::: Extracted entries

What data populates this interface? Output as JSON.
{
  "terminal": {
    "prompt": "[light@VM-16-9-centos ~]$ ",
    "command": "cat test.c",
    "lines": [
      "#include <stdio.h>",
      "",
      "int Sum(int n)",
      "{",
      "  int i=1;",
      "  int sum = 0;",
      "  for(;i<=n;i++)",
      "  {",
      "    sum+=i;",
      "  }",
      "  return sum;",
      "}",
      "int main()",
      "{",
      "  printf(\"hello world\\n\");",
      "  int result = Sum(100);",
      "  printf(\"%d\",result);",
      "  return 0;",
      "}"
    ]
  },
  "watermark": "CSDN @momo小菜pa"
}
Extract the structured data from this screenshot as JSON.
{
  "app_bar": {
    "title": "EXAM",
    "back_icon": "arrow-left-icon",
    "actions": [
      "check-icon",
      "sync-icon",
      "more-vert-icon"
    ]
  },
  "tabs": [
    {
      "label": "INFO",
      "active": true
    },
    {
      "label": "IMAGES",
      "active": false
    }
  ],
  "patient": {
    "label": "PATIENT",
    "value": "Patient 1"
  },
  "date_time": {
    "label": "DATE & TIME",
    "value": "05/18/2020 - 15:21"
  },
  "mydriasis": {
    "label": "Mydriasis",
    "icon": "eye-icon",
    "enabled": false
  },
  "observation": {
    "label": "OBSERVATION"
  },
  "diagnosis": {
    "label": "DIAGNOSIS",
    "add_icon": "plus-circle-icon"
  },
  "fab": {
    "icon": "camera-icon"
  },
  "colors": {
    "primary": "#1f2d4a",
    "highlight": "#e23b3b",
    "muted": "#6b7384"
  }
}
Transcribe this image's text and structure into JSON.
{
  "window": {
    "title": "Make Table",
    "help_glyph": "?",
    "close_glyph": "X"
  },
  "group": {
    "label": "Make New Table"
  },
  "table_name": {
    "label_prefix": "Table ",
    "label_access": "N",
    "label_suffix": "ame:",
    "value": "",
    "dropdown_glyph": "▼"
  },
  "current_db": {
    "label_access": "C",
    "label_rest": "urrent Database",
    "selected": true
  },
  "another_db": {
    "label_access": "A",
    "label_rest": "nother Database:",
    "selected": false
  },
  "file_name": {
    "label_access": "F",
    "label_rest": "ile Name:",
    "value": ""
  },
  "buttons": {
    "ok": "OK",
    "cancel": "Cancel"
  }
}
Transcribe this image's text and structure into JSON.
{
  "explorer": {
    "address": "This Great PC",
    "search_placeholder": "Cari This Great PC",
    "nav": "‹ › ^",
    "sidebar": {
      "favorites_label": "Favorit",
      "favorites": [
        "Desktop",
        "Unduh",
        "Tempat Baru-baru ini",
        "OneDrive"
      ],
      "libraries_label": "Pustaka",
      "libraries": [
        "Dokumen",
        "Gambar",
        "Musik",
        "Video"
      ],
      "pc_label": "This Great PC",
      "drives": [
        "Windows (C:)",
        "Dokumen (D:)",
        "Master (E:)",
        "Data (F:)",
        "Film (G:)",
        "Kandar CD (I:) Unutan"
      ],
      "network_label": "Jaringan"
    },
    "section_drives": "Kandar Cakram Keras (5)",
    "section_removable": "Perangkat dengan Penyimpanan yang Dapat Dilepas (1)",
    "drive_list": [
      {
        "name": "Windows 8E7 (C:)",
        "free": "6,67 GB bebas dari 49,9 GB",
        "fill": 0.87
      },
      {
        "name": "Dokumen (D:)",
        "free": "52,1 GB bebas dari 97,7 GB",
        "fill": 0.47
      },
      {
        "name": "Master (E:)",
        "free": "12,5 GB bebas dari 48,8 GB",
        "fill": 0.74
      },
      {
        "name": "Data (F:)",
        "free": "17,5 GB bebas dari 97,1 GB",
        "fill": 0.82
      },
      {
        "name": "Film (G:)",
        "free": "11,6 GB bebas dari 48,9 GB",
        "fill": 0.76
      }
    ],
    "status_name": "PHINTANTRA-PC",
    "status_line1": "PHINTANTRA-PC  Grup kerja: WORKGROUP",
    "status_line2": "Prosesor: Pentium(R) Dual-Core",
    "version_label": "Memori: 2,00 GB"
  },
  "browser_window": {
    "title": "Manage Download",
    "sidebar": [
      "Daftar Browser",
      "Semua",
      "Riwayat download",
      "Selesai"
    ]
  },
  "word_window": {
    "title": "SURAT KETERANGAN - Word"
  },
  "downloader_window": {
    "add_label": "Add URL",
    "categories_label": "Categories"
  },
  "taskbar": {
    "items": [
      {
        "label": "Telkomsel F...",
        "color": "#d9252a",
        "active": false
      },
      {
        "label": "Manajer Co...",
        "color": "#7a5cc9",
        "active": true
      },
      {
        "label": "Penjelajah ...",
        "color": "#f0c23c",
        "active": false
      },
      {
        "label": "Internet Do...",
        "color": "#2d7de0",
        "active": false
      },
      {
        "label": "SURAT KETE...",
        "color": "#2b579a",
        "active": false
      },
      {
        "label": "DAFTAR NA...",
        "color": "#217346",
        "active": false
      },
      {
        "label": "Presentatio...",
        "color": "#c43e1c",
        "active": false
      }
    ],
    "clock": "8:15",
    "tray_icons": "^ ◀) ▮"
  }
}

::::::

The entries above must be returned exactly.

What data populates this interface? Output as JSON.
{
  "terminal": {
    "prompt": "[light@VM-16-9-centos ~]$ ",
    "command": "cat test.c",
    "lines": [
      "#include <stdio.h>",
      "",
      "int Sum(int n)",
      "{",
      "  int i=1;",
      "  int sum = 0;",
      "  for(;i<=n;i++)",
      "  {",
      "    sum+=i;",
      "  }",
      "  return sum;",
      "}",
      "int main()",
      "{",
      "  printf(\"hello world\\n\");",
      "  int result = Sum(100);",
      "  printf(\"%d\",result);",
      "  return 0;",
      "}"
    ]
  },
  "watermark": "CSDN @momo小菜pa"
}
Extract the structured data from this screenshot as JSON.
{
  "app_bar": {
    "title": "EXAM",
    "back_icon": "arrow-left-icon",
    "actions": [
      "check-icon",
      "sync-icon",
      "more-vert-icon"
    ]
  },
  "tabs": [
    {
      "label": "INFO",
      "active": true
    },
    {
      "label": "IMAGES",
      "active": false
    }
  ],
  "patient": {
    "label": "PATIENT",
    "value": "Patient 1"
  },
  "date_time": {
    "label": "DATE & TIME",
    "value": "05/18/2020 - 15:21"
  },
  "mydriasis": {
    "label": "Mydriasis",
    "icon": "eye-icon",
    "enabled": false
  },
  "observation": {
    "label": "OBSERVATION"
  },
  "diagnosis": {
    "label": "DIAGNOSIS",
    "add_icon": "plus-circle-icon"
  },
  "fab": {
    "icon": "camera-icon"
  },
  "colors": {
    "primary": "#1f2d4a",
    "highlight": "#e23b3b",
    "muted": "#6b7384"
  }
}
Transcribe this image's text and structure into JSON.
{
  "window": {
    "title": "Make Table",
    "help_glyph": "?",
    "close_glyph": "X"
  },
  "group": {
    "label": "Make New Table"
  },
  "table_name": {
    "label_prefix": "Table ",
    "label_access": "N",
    "label_suffix": "ame:",
    "value": "",
    "dropdown_glyph": "▼"
  },
  "current_db": {
    "label_access": "C",
    "label_rest": "urrent Database",
    "selected": true
  },
  "another_db": {
    "label_access": "A",
    "label_rest": "nother Database:",
    "selected": false
  },
  "file_name": {
    "label_access": "F",
    "label_rest": "ile Name:",
    "value": ""
  },
  "buttons": {
    "ok": "OK",
    "cancel": "Cancel"
  }
}
Transcribe this image's text and structure into JSON.
{
  "explorer": {
    "address": "This Great PC",
    "search_placeholder": "Cari This Great PC",
    "nav": "‹ › ^",
    "sidebar": {
      "favorites_label": "Favorit",
      "favorites": [
        "Desktop",
        "Unduh",
        "Tempat Baru-baru ini",
        "OneDrive"
      ],
      "libraries_label": "Pustaka",
      "libraries": [
        "Dokumen",
        "Gambar",
        "Musik",
        "Video"
      ],
      "pc_label": "This Great PC",
      "drives": [
        "Windows (C:)",
        "Dokumen (D:)",
        "Master (E:)",
        "Data (F:)",
        "Film (G:)",
        "Kandar CD (I:) Unutan"
      ],
      "network_label": "Jaringan"
    },
    "section_drives": "Kandar Cakram Keras (5)",
    "section_removable": "Perangkat dengan Penyimpanan yang Dapat Dilepas (1)",
    "drive_list": [
      {
        "name": "Windows 8E7 (C:)",
        "free": "6,67 GB bebas dari 49,9 GB",
        "fill": 0.87
      },
      {
        "name": "Dokumen (D:)",
        "free": "52,1 GB bebas dari 97,7 GB",
        "fill": 0.47
      },
      {
        "name": "Master (E:)",
        "free": "12,5 GB bebas dari 48,8 GB",
        "fill": 0.74
      },
      {
        "name": "Data (F:)",
        "free": "17,5 GB bebas dari 97,1 GB",
        "fill": 0.82
      },
      {
        "name": "Film (G:)",
        "free": "11,6 GB bebas dari 48,9 GB",
        "fill": 0.76
      }
    ],
    "status_name": "PHINTANTRA-PC",
    "status_line1": "PHINTANTRA-PC  Grup kerja: WORKGROUP",
    "status_line2": "Prosesor: Pentium(R) Dual-Core",
    "version_label": "Memori: 2,00 GB"
  },
  "browser_window": {
    "title": "Manage Download",
    "sidebar": [
      "Daftar Browser",
      "Semua",
      "Riwayat download",
      "Selesai"
    ]
  },
  "word_window": {
    "title": "SURAT KETERANGAN - Word"
  },
  "downloader_window": {
    "add_label": "Add URL",
    "categories_label": "Categories"
  },
  "taskbar": {
    "items": [
      {
        "label": "Telkomsel F...",
        "color": "#d9252a",
        "active": false
      },
      {
        "label": "Manajer Co...",
        "color": "#7a5cc9",
        "active": true
      },
      {
        "label": "Penjelajah ...",
        "color": "#f0c23c",
        "active": false
      },
      {
        "label": "Internet Do...",
        "color": "#2d7de0",
        "active": false
      },
      {
        "label": "SURAT KETE...",
        "color": "#2b579a",
        "active": false
      },
      {
        "label": "DAFTAR NA...",
        "color": "#217346",
        "active": false
      },
      {
        "label": "Presentatio...",
        "color": "#c43e1c",
        "active": false
      }
    ],
    "clock": "8:15",
    "tray_icons": "^ ◀) ▮"
  }
}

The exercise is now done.